▶ PROBLEM:
Copy the following lines word for word.
# Start of INFORMATION SHOWN
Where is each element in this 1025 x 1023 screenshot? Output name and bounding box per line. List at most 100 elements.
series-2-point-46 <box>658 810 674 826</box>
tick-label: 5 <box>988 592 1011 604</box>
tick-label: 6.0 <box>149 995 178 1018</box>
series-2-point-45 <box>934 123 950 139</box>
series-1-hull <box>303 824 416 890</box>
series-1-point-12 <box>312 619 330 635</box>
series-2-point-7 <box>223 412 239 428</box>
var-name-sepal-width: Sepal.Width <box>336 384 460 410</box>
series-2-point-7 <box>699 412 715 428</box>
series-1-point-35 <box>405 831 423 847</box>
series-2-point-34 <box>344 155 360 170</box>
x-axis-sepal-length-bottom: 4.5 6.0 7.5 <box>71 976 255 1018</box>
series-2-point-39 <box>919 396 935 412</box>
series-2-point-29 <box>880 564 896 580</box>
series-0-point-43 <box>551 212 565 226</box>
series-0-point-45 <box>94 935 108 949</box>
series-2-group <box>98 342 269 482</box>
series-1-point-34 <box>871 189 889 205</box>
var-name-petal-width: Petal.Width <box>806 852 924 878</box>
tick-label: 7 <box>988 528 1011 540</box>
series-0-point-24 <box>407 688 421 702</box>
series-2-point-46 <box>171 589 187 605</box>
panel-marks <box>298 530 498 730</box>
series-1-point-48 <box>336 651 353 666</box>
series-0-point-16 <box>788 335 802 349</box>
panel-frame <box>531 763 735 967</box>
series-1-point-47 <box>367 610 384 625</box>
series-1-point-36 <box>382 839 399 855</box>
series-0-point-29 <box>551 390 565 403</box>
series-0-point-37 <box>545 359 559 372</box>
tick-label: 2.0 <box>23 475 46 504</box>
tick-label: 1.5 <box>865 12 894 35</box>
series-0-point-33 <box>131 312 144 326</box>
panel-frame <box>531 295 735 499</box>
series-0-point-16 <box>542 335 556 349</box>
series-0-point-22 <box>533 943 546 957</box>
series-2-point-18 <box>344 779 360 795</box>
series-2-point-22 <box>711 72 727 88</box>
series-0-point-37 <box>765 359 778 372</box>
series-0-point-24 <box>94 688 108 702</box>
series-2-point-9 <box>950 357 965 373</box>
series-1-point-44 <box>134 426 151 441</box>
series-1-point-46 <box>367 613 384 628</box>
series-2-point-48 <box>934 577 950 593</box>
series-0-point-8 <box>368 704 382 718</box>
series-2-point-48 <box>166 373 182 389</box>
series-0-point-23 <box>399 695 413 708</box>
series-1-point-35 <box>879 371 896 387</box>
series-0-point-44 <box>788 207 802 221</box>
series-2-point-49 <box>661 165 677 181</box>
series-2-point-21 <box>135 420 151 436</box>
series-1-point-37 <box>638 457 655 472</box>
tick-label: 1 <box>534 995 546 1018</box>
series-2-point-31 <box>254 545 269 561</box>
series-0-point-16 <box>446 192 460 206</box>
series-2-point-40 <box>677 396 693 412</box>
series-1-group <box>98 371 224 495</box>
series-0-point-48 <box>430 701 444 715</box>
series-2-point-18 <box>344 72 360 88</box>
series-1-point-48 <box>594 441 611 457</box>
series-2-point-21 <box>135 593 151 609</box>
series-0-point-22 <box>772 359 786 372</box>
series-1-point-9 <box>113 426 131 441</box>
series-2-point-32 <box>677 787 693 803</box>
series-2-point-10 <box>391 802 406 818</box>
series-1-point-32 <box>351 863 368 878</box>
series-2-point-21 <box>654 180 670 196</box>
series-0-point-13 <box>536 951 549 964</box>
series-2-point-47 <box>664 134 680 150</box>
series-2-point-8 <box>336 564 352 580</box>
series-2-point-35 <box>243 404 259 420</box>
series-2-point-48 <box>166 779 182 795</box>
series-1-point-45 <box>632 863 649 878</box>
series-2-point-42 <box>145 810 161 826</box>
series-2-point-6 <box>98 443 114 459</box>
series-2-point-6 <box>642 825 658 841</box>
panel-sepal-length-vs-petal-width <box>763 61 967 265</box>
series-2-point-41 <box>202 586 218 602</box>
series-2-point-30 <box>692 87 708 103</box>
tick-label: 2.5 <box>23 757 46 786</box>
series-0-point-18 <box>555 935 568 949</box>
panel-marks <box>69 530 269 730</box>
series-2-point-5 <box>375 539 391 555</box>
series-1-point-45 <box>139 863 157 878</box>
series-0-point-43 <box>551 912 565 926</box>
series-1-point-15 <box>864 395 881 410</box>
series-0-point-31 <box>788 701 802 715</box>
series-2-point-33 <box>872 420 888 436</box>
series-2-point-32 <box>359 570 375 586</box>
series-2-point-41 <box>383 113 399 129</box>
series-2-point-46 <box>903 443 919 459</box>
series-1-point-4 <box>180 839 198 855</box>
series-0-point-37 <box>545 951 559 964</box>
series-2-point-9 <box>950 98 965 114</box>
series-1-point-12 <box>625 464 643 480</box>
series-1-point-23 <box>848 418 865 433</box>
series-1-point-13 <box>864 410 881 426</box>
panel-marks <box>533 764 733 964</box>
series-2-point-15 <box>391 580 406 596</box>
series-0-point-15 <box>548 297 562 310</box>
# End of INFORMATION SHOWN
▶ EXERCISE OUTPUT:
Where is each element in this 1025 x 1023 screenshot? Output name and bounding box per line. List at most 100 elements.
series-2-point-46 <box>658 810 674 826</box>
tick-label: 5 <box>988 592 1011 604</box>
tick-label: 6.0 <box>149 995 178 1018</box>
series-2-point-45 <box>934 123 950 139</box>
series-1-hull <box>303 824 416 890</box>
series-1-point-12 <box>312 619 330 635</box>
series-2-point-7 <box>223 412 239 428</box>
var-name-sepal-width: Sepal.Width <box>336 384 460 410</box>
series-2-point-7 <box>699 412 715 428</box>
series-1-point-35 <box>405 831 423 847</box>
series-2-point-34 <box>344 155 360 170</box>
x-axis-sepal-length-bottom: 4.5 6.0 7.5 <box>71 976 255 1018</box>
series-2-point-39 <box>919 396 935 412</box>
series-2-point-29 <box>880 564 896 580</box>
series-0-point-43 <box>551 212 565 226</box>
series-0-point-45 <box>94 935 108 949</box>
series-2-group <box>98 342 269 482</box>
series-1-point-34 <box>871 189 889 205</box>
var-name-petal-width: Petal.Width <box>806 852 924 878</box>
tick-label: 7 <box>988 528 1011 540</box>
series-0-point-24 <box>407 688 421 702</box>
series-2-point-46 <box>171 589 187 605</box>
panel-marks <box>298 530 498 730</box>
series-1-point-48 <box>336 651 353 666</box>
series-0-point-16 <box>788 335 802 349</box>
panel-frame <box>531 763 735 967</box>
series-1-point-47 <box>367 610 384 625</box>
series-1-point-36 <box>382 839 399 855</box>
series-0-point-29 <box>551 390 565 403</box>
series-0-point-37 <box>545 359 559 372</box>
tick-label: 2.0 <box>23 475 46 504</box>
tick-label: 1.5 <box>865 12 894 35</box>
series-0-point-33 <box>131 312 144 326</box>
panel-frame <box>531 295 735 499</box>
series-0-point-16 <box>542 335 556 349</box>
series-0-point-22 <box>533 943 546 957</box>
series-2-point-18 <box>344 779 360 795</box>
series-2-point-22 <box>711 72 727 88</box>
series-0-point-37 <box>765 359 778 372</box>
series-0-point-24 <box>94 688 108 702</box>
series-2-point-9 <box>950 357 965 373</box>
series-1-point-44 <box>134 426 151 441</box>
series-1-point-46 <box>367 613 384 628</box>
series-2-point-48 <box>934 577 950 593</box>
series-0-point-8 <box>368 704 382 718</box>
series-2-point-48 <box>166 373 182 389</box>
series-0-point-23 <box>399 695 413 708</box>
series-1-point-35 <box>879 371 896 387</box>
series-0-point-44 <box>788 207 802 221</box>
series-2-point-49 <box>661 165 677 181</box>
series-2-point-21 <box>135 420 151 436</box>
series-1-point-37 <box>638 457 655 472</box>
tick-label: 1 <box>534 995 546 1018</box>
series-2-point-31 <box>254 545 269 561</box>
series-0-point-16 <box>446 192 460 206</box>
series-2-point-40 <box>677 396 693 412</box>
series-1-group <box>98 371 224 495</box>
series-0-point-48 <box>430 701 444 715</box>
series-2-point-18 <box>344 72 360 88</box>
series-1-point-48 <box>594 441 611 457</box>
series-2-point-21 <box>135 593 151 609</box>
series-0-point-22 <box>772 359 786 372</box>
series-1-point-9 <box>113 426 131 441</box>
series-2-point-32 <box>677 787 693 803</box>
series-2-point-10 <box>391 802 406 818</box>
series-1-point-32 <box>351 863 368 878</box>
series-2-point-21 <box>654 180 670 196</box>
series-0-point-13 <box>536 951 549 964</box>
series-2-point-47 <box>664 134 680 150</box>
series-2-point-8 <box>336 564 352 580</box>
series-2-point-35 <box>243 404 259 420</box>
series-2-point-48 <box>166 779 182 795</box>
series-1-point-45 <box>632 863 649 878</box>
series-2-point-42 <box>145 810 161 826</box>
series-2-point-6 <box>98 443 114 459</box>
series-2-point-6 <box>642 825 658 841</box>
panel-sepal-length-vs-petal-width <box>763 61 967 265</box>
series-2-point-41 <box>202 586 218 602</box>
series-2-point-30 <box>692 87 708 103</box>
tick-label: 2.5 <box>23 757 46 786</box>
series-0-point-18 <box>555 935 568 949</box>
panel-marks <box>69 530 269 730</box>
series-2-point-5 <box>375 539 391 555</box>
series-1-point-45 <box>139 863 157 878</box>
series-0-point-43 <box>551 912 565 926</box>
series-1-point-15 <box>864 395 881 410</box>
series-0-point-31 <box>788 701 802 715</box>
series-2-point-33 <box>872 420 888 436</box>
series-2-point-32 <box>359 570 375 586</box>
series-2-point-41 <box>383 113 399 129</box>
series-2-point-46 <box>903 443 919 459</box>
series-1-point-4 <box>180 839 198 855</box>
series-0-point-37 <box>545 951 559 964</box>
series-2-point-9 <box>950 98 965 114</box>
series-1-point-12 <box>625 464 643 480</box>
series-1-point-23 <box>848 418 865 433</box>
series-1-point-13 <box>864 410 881 426</box>
panel-marks <box>533 764 733 964</box>
series-2-point-15 <box>391 580 406 596</box>
series-0-point-15 <box>548 297 562 310</box>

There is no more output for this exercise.